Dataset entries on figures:
## start

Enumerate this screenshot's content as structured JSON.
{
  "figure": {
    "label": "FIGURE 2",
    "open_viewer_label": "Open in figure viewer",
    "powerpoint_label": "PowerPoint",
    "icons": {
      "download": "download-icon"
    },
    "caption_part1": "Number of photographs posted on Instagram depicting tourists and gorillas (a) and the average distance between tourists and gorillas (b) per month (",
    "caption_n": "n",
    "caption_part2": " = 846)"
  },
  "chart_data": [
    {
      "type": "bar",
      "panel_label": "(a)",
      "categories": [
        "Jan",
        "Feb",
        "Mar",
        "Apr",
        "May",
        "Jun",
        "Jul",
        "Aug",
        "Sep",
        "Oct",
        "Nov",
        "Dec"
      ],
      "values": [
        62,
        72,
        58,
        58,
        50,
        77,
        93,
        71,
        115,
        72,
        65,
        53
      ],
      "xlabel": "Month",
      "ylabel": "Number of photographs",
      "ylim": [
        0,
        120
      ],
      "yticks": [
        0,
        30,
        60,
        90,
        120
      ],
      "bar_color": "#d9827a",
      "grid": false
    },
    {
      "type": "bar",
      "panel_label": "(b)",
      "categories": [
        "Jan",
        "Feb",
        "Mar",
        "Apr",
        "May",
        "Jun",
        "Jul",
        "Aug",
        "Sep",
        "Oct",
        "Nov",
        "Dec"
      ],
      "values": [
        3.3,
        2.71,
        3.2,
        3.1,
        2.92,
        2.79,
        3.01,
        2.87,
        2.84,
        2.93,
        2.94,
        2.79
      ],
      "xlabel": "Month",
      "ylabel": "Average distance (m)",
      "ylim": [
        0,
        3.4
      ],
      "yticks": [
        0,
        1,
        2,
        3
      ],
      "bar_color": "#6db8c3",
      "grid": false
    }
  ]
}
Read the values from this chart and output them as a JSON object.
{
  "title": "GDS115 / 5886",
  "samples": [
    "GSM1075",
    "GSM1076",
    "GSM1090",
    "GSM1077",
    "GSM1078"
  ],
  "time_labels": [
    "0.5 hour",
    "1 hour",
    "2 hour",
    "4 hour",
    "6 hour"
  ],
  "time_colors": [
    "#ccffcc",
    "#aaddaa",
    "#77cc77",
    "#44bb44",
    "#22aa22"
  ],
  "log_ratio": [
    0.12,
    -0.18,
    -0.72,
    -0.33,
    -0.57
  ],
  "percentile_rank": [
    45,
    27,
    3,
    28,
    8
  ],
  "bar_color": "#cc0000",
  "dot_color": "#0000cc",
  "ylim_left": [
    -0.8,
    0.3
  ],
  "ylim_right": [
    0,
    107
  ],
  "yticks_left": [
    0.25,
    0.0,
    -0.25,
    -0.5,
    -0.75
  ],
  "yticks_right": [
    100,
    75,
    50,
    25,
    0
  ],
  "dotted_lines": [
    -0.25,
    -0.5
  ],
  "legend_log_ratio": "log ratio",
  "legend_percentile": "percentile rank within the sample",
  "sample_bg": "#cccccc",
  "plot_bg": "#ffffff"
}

## end

WRITTEN EXERCISE:
Copy the records above exactly.

FINISHED TASK:
Enumerate this screenshot's content as structured JSON.
{
  "figure": {
    "label": "FIGURE 2",
    "open_viewer_label": "Open in figure viewer",
    "powerpoint_label": "PowerPoint",
    "icons": {
      "download": "download-icon"
    },
    "caption_part1": "Number of photographs posted on Instagram depicting tourists and gorillas (a) and the average distance between tourists and gorillas (b) per month (",
    "caption_n": "n",
    "caption_part2": " = 846)"
  },
  "chart_data": [
    {
      "type": "bar",
      "panel_label": "(a)",
      "categories": [
        "Jan",
        "Feb",
        "Mar",
        "Apr",
        "May",
        "Jun",
        "Jul",
        "Aug",
        "Sep",
        "Oct",
        "Nov",
        "Dec"
      ],
      "values": [
        62,
        72,
        58,
        58,
        50,
        77,
        93,
        71,
        115,
        72,
        65,
        53
      ],
      "xlabel": "Month",
      "ylabel": "Number of photographs",
      "ylim": [
        0,
        120
      ],
      "yticks": [
        0,
        30,
        60,
        90,
        120
      ],
      "bar_color": "#d9827a",
      "grid": false
    },
    {
      "type": "bar",
      "panel_label": "(b)",
      "categories": [
        "Jan",
        "Feb",
        "Mar",
        "Apr",
        "May",
        "Jun",
        "Jul",
        "Aug",
        "Sep",
        "Oct",
        "Nov",
        "Dec"
      ],
      "values": [
        3.3,
        2.71,
        3.2,
        3.1,
        2.92,
        2.79,
        3.01,
        2.87,
        2.84,
        2.93,
        2.94,
        2.79
      ],
      "xlabel": "Month",
      "ylabel": "Average distance (m)",
      "ylim": [
        0,
        3.4
      ],
      "yticks": [
        0,
        1,
        2,
        3
      ],
      "bar_color": "#6db8c3",
      "grid": false
    }
  ]
}
Read the values from this chart and output them as a JSON object.
{
  "title": "GDS115 / 5886",
  "samples": [
    "GSM1075",
    "GSM1076",
    "GSM1090",
    "GSM1077",
    "GSM1078"
  ],
  "time_labels": [
    "0.5 hour",
    "1 hour",
    "2 hour",
    "4 hour",
    "6 hour"
  ],
  "time_colors": [
    "#ccffcc",
    "#aaddaa",
    "#77cc77",
    "#44bb44",
    "#22aa22"
  ],
  "log_ratio": [
    0.12,
    -0.18,
    -0.72,
    -0.33,
    -0.57
  ],
  "percentile_rank": [
    45,
    27,
    3,
    28,
    8
  ],
  "bar_color": "#cc0000",
  "dot_color": "#0000cc",
  "ylim_left": [
    -0.8,
    0.3
  ],
  "ylim_right": [
    0,
    107
  ],
  "yticks_left": [
    0.25,
    0.0,
    -0.25,
    -0.5,
    -0.75
  ],
  "yticks_right": [
    100,
    75,
    50,
    25,
    0
  ],
  "dotted_lines": [
    -0.25,
    -0.5
  ],
  "legend_log_ratio": "log ratio",
  "legend_percentile": "percentile rank within the sample",
  "sample_bg": "#cccccc",
  "plot_bg": "#ffffff"
}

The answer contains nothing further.